__Problem description__
Return every line of the records below verbatim, with no pictures in the copy.

__Stored rows__
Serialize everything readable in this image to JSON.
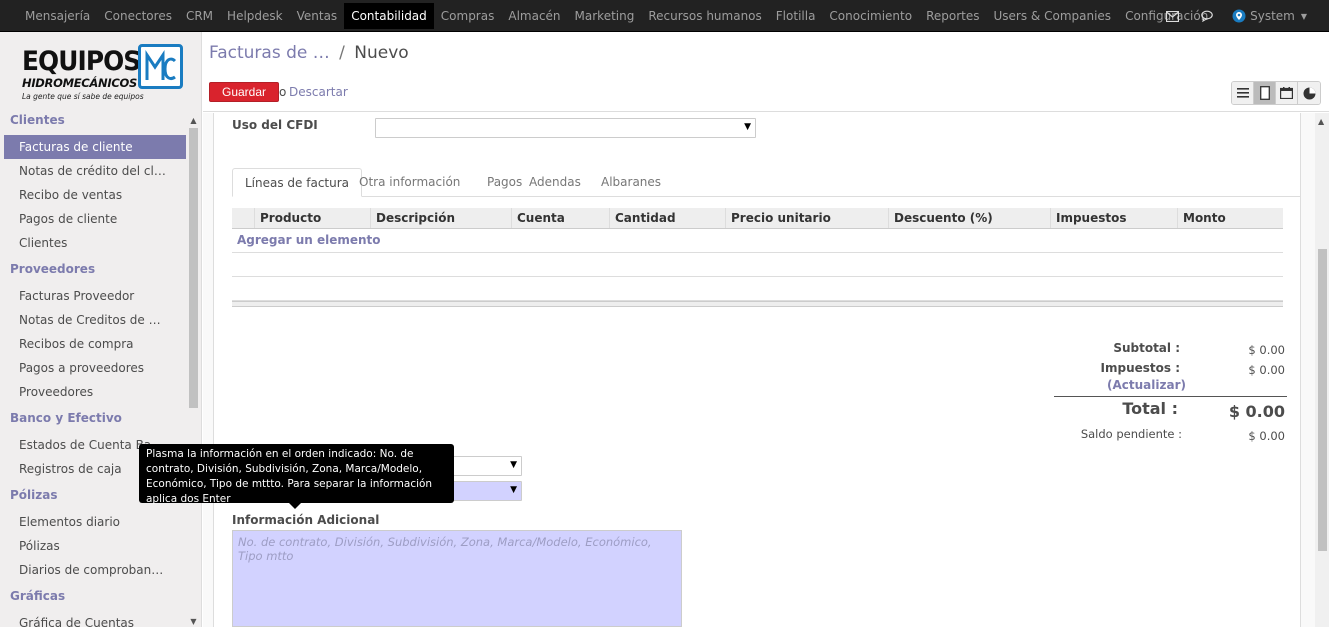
{
  "topnav": {
    "items": [
      "Mensajería",
      "Conectores",
      "CRM",
      "Helpdesk",
      "Ventas",
      "Contabilidad",
      "Compras",
      "Almacén",
      "Marketing",
      "Recursos humanos",
      "Flotilla",
      "Conocimiento",
      "Reportes",
      "Users & Companies",
      "Configuración"
    ],
    "active_index": 5,
    "user": "System",
    "icons": [
      "mail-icon",
      "chat-icon"
    ]
  },
  "logo": {
    "line1": "EQUIPOS",
    "line2": "HIDROMECÁNICOS",
    "tagline": "La gente que sí sabe de equipos",
    "brand_color": "#1a7cc1"
  },
  "sidebar": {
    "sections": [
      {
        "title": "Clientes",
        "items": [
          "Facturas de cliente",
          "Notas de crédito del clie…",
          "Recibo de ventas",
          "Pagos de cliente",
          "Clientes"
        ]
      },
      {
        "title": "Proveedores",
        "items": [
          "Facturas Proveedor",
          "Notas de Creditos de Pr…",
          "Recibos de compra",
          "Pagos a proveedores",
          "Proveedores"
        ]
      },
      {
        "title": "Banco y Efectivo",
        "items": [
          "Estados de Cuenta Ban…",
          "Registros de caja"
        ]
      },
      {
        "title": "Pólizas",
        "items": [
          "Elementos diario",
          "Pólizas",
          "Diarios de comprobantes"
        ]
      },
      {
        "title": "Gráficas",
        "items": [
          "Gráfica de Cuentas"
        ]
      }
    ],
    "active_item": "Facturas de cliente"
  },
  "control": {
    "breadcrumb_parent": "Facturas de …",
    "breadcrumb_sep": "/",
    "breadcrumb_current": "Nuevo",
    "save_label": "Guardar",
    "or_label": "o",
    "discard_label": "Descartar"
  },
  "form": {
    "cfdi_label": "Uso del CFDI",
    "tabs": [
      "Líneas de factura",
      "Otra información",
      "Pagos",
      "Adendas",
      "Albaranes"
    ],
    "active_tab": "Líneas de factura",
    "columns": [
      "Producto",
      "Descripción",
      "Cuenta",
      "Cantidad",
      "Precio unitario",
      "Descuento (%)",
      "Impuestos",
      "Monto"
    ],
    "add_line": "Agregar un elemento",
    "subtotal_label": "Subtotal :",
    "subtotal_value": "$ 0.00",
    "taxes_label": "Impuestos :",
    "taxes_value": "$ 0.00",
    "update_label": "(Actualizar)",
    "total_label": "Total :",
    "total_value": "$ 0.00",
    "residual_label": "Saldo pendiente :",
    "residual_value": "$ 0.00",
    "info_label": "Información Adicional",
    "info_placeholder": "No. de contrato, División, Subdivisión, Zona, Marca/Modelo, Económico, Tipo mtto"
  },
  "tooltip": {
    "text": "Plasma la información en el orden indicado: No. de contrato, División, Subdivisión, Zona, Marca/Modelo, Económico, Tipo de mttto. Para separar la información aplica dos Enter"
  },
  "colors": {
    "accent": "#7c7bad",
    "save": "#d9232d",
    "topbar": "#222222",
    "required_field": "#d2d2ff"
  }
}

__Correct answer__
Serialize everything readable in this image to JSON.
{
  "topnav": {
    "items": [
      "Mensajería",
      "Conectores",
      "CRM",
      "Helpdesk",
      "Ventas",
      "Contabilidad",
      "Compras",
      "Almacén",
      "Marketing",
      "Recursos humanos",
      "Flotilla",
      "Conocimiento",
      "Reportes",
      "Users & Companies",
      "Configuración"
    ],
    "active_index": 5,
    "user": "System",
    "icons": [
      "mail-icon",
      "chat-icon"
    ]
  },
  "logo": {
    "line1": "EQUIPOS",
    "line2": "HIDROMECÁNICOS",
    "tagline": "La gente que sí sabe de equipos",
    "brand_color": "#1a7cc1"
  },
  "sidebar": {
    "sections": [
      {
        "title": "Clientes",
        "items": [
          "Facturas de cliente",
          "Notas de crédito del clie…",
          "Recibo de ventas",
          "Pagos de cliente",
          "Clientes"
        ]
      },
      {
        "title": "Proveedores",
        "items": [
          "Facturas Proveedor",
          "Notas de Creditos de Pr…",
          "Recibos de compra",
          "Pagos a proveedores",
          "Proveedores"
        ]
      },
      {
        "title": "Banco y Efectivo",
        "items": [
          "Estados de Cuenta Ban…",
          "Registros de caja"
        ]
      },
      {
        "title": "Pólizas",
        "items": [
          "Elementos diario",
          "Pólizas",
          "Diarios de comprobantes"
        ]
      },
      {
        "title": "Gráficas",
        "items": [
          "Gráfica de Cuentas"
        ]
      }
    ],
    "active_item": "Facturas de cliente"
  },
  "control": {
    "breadcrumb_parent": "Facturas de …",
    "breadcrumb_sep": "/",
    "breadcrumb_current": "Nuevo",
    "save_label": "Guardar",
    "or_label": "o",
    "discard_label": "Descartar"
  },
  "form": {
    "cfdi_label": "Uso del CFDI",
    "tabs": [
      "Líneas de factura",
      "Otra información",
      "Pagos",
      "Adendas",
      "Albaranes"
    ],
    "active_tab": "Líneas de factura",
    "columns": [
      "Producto",
      "Descripción",
      "Cuenta",
      "Cantidad",
      "Precio unitario",
      "Descuento (%)",
      "Impuestos",
      "Monto"
    ],
    "add_line": "Agregar un elemento",
    "subtotal_label": "Subtotal :",
    "subtotal_value": "$ 0.00",
    "taxes_label": "Impuestos :",
    "taxes_value": "$ 0.00",
    "update_label": "(Actualizar)",
    "total_label": "Total :",
    "total_value": "$ 0.00",
    "residual_label": "Saldo pendiente :",
    "residual_value": "$ 0.00",
    "info_label": "Información Adicional",
    "info_placeholder": "No. de contrato, División, Subdivisión, Zona, Marca/Modelo, Económico, Tipo mtto"
  },
  "tooltip": {
    "text": "Plasma la información en el orden indicado: No. de contrato, División, Subdivisión, Zona, Marca/Modelo, Económico, Tipo de mttto. Para separar la información aplica dos Enter"
  },
  "colors": {
    "accent": "#7c7bad",
    "save": "#d9232d",
    "topbar": "#222222",
    "required_field": "#d2d2ff"
  }
}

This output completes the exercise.